Study text:
____
For the background jobs you should use a similar approach to what you have now, but there are several off the shelf handlers for this like resque, delayed_job, and a few others. If you absolutely have to use SQS as the backend queue, you might be able to find some code to help you, but otherwise you could write it yourself. This still requires the other daemon to be rebooted whenever there is a code change. In practice this isn't a huge concern as best practices dictate using a deployment system like capistrano where a rule can easily be added to bounce the daemon on deploy. I use monit to watch the daemon process, so restarting it is as easy as telling monit to restart it.
In general, Ruby is not like Java/Objective-C when it comes to threads. It follows the more Unix-like model of process based isolation, but the community has come up with best practices and ways to make this less painful than in other languages. Ruby does require a bit more attention to setting up its stack as it is not as simple as enabling mod_php and copying some files around, but once the choices and architecture is understood, it is easier to reason about how your application works. The process model, in my opinion, is much better for web apps as it isolates code and state from the effects of other running operations. The isolation also makes the app easier to work with in a distributed system.
____
Exercise directions: Could you retype the passage on Ruby background jobs and process isolation word for word?

Items stored from a collection
____
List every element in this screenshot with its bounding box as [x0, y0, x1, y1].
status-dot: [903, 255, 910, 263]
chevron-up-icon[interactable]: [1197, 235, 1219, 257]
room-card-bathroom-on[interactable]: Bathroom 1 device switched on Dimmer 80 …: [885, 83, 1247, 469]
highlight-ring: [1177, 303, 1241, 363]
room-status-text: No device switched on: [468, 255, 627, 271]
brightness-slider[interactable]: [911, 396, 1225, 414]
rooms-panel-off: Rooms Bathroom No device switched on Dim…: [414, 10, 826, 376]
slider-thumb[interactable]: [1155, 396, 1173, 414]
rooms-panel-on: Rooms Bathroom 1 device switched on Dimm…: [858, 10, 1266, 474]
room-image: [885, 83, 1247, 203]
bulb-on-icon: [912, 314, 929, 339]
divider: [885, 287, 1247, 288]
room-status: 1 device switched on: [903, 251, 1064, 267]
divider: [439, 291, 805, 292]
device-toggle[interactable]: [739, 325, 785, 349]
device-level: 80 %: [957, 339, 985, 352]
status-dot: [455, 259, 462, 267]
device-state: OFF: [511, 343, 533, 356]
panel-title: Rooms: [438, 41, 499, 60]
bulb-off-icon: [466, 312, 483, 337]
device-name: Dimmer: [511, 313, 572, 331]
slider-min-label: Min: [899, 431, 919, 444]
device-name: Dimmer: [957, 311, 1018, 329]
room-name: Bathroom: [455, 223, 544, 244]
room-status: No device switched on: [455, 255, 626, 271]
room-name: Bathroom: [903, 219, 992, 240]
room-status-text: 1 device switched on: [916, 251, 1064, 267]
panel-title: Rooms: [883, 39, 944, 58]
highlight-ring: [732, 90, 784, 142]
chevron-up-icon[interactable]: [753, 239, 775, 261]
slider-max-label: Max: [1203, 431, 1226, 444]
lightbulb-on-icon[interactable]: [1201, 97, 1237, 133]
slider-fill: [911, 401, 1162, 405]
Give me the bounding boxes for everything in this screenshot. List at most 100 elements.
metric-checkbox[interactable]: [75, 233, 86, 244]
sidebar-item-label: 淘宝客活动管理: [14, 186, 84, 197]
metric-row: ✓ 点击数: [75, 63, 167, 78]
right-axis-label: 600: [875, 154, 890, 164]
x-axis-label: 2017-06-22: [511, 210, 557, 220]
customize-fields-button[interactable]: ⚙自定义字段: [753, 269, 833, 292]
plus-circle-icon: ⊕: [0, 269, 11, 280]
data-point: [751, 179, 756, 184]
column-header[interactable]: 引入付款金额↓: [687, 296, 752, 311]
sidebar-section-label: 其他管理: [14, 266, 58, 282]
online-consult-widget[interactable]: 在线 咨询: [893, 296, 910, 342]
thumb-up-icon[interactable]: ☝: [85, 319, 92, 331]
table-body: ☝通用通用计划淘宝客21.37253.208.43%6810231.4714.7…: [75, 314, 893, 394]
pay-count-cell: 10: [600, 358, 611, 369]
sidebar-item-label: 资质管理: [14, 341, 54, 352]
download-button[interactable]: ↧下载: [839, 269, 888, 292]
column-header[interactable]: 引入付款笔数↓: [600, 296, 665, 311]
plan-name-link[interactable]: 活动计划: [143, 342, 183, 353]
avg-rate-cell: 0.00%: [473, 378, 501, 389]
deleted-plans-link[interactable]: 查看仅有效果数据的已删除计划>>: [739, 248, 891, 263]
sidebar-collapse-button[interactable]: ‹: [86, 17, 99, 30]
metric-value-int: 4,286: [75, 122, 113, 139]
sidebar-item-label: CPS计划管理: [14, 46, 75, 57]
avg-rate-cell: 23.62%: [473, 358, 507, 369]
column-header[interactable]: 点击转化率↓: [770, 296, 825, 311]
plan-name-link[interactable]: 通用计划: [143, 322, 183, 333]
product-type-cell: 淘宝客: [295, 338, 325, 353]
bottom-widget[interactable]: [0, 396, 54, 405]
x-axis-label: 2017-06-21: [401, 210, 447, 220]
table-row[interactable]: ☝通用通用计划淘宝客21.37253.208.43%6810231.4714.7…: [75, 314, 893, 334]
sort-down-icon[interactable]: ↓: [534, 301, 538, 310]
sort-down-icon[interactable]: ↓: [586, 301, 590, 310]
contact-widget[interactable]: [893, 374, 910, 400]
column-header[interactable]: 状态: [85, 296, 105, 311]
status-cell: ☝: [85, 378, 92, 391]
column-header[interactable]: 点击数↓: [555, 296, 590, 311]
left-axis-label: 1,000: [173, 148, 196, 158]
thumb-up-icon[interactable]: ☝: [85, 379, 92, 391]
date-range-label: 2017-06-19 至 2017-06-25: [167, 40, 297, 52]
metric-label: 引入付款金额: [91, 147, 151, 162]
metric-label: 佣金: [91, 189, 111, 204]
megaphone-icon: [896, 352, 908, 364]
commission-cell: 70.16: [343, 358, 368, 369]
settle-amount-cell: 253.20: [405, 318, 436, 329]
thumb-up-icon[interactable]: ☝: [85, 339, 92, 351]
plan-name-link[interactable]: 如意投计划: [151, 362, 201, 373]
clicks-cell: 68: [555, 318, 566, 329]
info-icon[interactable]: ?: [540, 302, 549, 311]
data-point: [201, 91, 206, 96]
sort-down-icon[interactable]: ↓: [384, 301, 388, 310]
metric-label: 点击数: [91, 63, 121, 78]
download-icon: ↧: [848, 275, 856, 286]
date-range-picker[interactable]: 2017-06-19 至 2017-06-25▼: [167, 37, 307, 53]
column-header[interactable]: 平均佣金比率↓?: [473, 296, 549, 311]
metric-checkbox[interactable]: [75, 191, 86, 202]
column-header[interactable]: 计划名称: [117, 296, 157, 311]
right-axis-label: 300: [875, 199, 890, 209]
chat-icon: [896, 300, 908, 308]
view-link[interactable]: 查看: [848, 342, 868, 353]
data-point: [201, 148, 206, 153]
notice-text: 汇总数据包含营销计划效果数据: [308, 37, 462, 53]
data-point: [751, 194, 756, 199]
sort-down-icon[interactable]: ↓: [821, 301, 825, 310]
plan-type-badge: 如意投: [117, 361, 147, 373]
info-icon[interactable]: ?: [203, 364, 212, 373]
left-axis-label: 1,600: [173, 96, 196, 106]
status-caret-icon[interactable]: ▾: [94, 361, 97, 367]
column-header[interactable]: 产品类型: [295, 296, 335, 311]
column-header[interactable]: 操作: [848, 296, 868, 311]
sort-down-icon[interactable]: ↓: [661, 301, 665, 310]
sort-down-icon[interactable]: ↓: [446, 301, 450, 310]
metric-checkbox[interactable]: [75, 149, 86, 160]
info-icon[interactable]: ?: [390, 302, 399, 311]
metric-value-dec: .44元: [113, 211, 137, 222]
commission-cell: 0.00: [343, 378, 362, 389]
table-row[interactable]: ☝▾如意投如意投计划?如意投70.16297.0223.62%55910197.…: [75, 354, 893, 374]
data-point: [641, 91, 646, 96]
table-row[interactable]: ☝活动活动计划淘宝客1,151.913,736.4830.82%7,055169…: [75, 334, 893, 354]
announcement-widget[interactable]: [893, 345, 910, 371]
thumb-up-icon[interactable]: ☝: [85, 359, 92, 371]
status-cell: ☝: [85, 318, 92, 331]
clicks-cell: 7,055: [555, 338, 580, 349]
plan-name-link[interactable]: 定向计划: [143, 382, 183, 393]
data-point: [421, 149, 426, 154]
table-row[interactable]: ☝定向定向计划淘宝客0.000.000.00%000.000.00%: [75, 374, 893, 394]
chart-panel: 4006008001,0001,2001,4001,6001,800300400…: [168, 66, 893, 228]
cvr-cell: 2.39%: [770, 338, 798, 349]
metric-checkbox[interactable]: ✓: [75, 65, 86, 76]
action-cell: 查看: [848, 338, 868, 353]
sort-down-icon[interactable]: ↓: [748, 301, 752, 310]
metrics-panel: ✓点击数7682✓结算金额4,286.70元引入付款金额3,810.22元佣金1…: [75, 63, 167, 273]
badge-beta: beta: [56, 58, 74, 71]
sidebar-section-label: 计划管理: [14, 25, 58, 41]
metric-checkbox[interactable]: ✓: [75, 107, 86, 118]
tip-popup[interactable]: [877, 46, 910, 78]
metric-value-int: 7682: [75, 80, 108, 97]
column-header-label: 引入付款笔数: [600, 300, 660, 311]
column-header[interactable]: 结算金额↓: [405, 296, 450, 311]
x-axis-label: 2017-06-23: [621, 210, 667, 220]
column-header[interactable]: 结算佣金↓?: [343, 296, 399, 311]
____
Answer to this problem:
For the background jobs you should use a similar approach to what you have now, but there are several off the shelf handlers for this like resque, delayed_job, and a few others. If you absolutely have to use SQS as the backend queue, you might be able to find some code to help you, but otherwise you could write it yourself. This still requires the other daemon to be rebooted whenever there is a code change. In practice this isn't a huge concern as best practices dictate using a deployment system like capistrano where a rule can easily be added to bounce the daemon on deploy. I use monit to watch the daemon process, so restarting it is as easy as telling monit to restart it.
In general, Ruby is not like Java/Objective-C when it comes to threads. It follows the more Unix-like model of process based isolation, but the community has come up with best practices and ways to make this less painful than in other languages. Ruby does require a bit more attention to setting up its stack as it is not as simple as enabling mod_php and copying some files around, but once the choices and architecture is understood, it is easier to reason about how your application works. The process model, in my opinion, is much better for web apps as it isolates code and state from the effects of other running operations. The isolation also makes the app easier to work with in a distributed system.